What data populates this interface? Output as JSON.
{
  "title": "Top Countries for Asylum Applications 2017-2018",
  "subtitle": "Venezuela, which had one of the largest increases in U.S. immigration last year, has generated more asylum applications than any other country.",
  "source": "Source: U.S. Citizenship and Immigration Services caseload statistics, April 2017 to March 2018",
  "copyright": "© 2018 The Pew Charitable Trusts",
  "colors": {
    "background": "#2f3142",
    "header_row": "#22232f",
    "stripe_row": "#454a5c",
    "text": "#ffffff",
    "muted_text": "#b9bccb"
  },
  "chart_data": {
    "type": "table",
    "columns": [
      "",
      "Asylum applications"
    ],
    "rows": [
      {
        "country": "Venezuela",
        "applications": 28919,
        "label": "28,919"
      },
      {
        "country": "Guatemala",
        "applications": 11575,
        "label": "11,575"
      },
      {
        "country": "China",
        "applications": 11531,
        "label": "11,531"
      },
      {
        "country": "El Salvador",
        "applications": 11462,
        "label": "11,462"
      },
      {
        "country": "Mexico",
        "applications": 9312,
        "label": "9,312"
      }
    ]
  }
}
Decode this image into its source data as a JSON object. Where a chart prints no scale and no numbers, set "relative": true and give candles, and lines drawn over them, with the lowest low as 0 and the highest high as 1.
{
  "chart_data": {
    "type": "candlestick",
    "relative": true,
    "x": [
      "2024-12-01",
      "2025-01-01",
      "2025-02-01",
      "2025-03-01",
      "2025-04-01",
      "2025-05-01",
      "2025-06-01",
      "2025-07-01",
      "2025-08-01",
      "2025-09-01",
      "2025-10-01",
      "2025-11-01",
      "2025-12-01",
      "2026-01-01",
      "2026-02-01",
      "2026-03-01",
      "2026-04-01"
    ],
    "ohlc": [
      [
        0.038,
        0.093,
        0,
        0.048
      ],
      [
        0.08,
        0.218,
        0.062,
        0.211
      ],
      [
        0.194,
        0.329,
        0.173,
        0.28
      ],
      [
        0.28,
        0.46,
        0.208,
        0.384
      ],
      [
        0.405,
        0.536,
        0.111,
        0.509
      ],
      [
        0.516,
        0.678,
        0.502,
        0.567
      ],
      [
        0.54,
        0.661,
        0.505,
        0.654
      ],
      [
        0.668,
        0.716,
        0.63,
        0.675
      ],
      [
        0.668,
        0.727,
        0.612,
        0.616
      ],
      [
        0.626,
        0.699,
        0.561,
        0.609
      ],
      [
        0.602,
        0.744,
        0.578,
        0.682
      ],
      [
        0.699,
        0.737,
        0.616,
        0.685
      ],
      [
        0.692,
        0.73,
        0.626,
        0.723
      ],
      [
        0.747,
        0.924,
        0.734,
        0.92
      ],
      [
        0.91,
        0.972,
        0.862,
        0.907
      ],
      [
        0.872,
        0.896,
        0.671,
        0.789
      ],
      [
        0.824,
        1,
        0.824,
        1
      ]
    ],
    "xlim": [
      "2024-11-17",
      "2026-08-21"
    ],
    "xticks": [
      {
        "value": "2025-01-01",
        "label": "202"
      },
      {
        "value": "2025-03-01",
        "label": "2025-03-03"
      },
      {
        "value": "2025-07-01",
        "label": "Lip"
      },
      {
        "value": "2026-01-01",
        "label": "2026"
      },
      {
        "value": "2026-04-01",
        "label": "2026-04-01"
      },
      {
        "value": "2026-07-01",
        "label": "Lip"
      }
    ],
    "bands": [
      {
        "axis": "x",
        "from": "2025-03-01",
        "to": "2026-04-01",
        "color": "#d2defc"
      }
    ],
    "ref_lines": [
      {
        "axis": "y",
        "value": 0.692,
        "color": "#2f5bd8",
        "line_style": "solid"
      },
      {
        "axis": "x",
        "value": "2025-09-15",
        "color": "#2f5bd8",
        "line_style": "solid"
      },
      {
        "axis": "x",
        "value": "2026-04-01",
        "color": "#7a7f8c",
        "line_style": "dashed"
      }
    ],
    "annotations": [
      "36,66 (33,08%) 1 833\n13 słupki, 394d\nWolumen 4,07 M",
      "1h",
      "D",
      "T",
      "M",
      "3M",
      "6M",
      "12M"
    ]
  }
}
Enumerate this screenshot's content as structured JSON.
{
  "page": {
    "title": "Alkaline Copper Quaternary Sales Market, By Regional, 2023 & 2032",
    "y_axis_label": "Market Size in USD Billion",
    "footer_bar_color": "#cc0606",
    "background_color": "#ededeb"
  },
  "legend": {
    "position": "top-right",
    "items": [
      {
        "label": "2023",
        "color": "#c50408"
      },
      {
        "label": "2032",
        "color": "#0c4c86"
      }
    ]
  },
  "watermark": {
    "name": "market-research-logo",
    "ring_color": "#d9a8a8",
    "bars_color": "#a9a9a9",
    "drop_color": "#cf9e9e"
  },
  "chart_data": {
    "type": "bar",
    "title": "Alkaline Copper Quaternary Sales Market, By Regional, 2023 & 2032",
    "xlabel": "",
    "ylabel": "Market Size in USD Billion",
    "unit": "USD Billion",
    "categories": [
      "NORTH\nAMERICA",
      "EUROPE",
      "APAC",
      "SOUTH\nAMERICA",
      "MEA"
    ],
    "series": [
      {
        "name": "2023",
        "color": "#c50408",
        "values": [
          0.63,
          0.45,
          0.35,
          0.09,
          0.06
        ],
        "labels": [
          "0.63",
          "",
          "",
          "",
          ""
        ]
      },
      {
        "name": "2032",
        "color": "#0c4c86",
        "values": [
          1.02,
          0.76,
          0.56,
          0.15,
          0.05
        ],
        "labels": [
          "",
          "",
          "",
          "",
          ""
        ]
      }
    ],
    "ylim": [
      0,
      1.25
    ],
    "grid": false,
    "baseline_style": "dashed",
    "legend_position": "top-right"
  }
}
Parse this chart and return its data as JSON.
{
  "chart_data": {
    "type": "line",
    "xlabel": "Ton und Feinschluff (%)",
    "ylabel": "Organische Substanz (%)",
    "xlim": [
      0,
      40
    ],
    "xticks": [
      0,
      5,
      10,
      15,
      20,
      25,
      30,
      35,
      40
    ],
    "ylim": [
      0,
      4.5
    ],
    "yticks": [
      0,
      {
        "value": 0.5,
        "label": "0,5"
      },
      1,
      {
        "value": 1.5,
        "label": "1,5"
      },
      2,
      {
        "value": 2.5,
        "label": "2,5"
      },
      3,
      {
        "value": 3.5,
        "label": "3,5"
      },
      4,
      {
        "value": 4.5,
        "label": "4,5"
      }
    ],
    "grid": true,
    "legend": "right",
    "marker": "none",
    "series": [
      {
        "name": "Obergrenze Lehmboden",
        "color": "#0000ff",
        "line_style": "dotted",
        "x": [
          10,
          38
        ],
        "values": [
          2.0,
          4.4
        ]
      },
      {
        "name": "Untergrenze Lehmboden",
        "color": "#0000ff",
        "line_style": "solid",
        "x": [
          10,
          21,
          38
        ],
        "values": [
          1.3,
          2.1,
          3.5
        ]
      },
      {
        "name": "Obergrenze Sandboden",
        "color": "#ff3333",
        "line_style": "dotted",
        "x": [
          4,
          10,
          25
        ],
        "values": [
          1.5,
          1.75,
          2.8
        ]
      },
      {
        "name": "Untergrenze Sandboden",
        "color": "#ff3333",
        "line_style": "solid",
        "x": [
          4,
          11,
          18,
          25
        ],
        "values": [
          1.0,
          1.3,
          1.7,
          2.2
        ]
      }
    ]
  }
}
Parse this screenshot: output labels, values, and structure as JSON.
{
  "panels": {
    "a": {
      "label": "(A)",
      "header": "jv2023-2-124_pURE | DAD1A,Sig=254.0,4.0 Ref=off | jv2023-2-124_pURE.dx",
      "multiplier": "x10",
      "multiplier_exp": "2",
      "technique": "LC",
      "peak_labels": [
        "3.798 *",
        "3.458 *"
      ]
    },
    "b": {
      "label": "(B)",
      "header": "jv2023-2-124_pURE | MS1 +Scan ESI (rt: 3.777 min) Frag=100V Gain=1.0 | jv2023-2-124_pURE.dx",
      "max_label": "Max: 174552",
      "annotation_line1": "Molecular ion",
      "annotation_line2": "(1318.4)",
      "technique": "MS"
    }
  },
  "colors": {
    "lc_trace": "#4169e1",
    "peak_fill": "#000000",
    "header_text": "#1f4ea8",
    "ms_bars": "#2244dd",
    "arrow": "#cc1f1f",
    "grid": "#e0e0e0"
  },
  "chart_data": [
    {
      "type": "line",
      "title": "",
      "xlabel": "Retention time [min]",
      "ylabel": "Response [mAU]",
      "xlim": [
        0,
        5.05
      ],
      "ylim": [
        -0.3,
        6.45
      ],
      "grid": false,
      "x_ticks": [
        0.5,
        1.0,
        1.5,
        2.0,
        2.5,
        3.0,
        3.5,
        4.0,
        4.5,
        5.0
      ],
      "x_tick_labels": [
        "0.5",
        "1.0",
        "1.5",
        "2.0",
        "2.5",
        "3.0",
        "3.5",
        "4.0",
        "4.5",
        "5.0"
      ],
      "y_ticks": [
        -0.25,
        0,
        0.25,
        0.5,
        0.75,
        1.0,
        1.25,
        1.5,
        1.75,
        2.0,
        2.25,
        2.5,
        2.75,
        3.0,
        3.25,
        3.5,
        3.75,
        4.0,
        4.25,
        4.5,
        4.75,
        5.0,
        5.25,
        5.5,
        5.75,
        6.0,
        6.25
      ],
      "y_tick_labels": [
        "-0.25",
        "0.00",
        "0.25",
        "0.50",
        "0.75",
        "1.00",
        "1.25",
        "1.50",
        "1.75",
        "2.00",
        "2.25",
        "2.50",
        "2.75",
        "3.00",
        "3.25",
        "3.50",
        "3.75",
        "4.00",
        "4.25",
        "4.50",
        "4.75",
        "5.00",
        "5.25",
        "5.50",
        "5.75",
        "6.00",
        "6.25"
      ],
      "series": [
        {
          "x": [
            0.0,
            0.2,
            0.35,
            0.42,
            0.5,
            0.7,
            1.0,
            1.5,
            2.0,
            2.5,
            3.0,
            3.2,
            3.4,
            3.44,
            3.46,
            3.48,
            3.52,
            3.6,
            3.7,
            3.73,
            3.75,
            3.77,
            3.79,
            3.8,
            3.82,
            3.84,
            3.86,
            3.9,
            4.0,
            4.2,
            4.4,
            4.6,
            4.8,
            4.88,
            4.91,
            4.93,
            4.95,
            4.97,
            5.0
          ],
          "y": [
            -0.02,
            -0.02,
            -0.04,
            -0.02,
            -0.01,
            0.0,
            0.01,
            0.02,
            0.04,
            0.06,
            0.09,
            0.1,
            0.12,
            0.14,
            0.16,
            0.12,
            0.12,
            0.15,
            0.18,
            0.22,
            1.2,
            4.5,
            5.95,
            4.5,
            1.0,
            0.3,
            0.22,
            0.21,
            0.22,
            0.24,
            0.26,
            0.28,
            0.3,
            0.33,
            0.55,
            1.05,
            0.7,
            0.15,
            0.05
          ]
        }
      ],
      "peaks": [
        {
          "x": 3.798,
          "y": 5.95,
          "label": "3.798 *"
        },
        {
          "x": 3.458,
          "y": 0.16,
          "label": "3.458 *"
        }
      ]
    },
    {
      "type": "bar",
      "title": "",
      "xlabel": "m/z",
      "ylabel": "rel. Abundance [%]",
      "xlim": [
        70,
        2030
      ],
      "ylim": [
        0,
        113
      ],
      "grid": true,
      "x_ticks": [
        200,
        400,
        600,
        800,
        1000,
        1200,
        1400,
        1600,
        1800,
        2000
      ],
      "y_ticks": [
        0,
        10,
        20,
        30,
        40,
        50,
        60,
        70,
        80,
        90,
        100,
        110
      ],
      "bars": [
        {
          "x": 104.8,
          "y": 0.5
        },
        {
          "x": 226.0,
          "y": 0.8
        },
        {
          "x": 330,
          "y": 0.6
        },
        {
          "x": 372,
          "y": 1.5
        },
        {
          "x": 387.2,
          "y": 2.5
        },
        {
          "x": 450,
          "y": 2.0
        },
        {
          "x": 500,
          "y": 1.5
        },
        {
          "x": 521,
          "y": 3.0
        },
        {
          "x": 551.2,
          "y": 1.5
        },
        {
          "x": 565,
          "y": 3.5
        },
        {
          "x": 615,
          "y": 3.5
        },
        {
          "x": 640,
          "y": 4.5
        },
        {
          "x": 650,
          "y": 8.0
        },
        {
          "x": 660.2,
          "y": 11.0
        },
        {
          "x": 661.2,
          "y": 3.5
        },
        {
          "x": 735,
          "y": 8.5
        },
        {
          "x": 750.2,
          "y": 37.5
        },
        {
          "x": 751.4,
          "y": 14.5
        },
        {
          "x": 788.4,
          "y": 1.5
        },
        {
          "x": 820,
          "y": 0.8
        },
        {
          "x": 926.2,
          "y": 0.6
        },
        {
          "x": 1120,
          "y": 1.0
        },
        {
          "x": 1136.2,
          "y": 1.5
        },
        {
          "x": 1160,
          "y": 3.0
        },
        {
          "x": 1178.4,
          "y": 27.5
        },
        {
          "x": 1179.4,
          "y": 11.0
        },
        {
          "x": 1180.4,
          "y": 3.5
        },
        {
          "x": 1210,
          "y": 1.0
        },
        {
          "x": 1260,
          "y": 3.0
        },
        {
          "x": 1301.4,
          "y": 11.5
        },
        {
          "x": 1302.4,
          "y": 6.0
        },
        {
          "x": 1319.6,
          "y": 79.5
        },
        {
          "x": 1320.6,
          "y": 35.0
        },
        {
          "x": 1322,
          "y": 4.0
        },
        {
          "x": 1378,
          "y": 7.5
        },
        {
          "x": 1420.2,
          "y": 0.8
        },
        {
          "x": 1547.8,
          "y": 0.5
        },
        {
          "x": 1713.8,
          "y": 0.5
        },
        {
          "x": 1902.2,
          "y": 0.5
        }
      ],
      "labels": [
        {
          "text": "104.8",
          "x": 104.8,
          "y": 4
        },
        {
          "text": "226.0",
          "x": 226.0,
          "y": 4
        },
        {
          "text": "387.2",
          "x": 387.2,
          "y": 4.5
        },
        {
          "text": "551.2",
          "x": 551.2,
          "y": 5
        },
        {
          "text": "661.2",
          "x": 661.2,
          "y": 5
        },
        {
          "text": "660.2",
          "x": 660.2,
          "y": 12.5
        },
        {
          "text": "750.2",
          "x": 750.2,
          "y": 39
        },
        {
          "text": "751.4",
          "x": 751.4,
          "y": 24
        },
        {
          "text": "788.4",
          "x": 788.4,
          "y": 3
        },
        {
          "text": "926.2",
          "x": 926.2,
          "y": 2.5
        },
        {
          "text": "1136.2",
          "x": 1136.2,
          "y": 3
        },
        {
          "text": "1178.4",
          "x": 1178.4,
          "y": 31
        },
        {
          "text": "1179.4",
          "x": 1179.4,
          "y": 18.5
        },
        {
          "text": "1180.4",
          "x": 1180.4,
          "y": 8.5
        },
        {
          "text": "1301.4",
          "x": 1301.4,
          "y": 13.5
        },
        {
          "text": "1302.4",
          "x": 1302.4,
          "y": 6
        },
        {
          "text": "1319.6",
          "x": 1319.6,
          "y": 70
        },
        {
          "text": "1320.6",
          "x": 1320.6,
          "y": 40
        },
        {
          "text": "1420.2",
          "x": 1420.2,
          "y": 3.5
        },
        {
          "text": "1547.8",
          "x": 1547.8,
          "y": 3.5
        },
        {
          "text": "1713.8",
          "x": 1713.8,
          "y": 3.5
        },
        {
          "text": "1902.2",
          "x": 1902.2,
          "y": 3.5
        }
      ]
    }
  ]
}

To be done: Tally the lines in these entries that have the string "dashed" in them, then answer with the count and nothing else.

Finished exercise: 2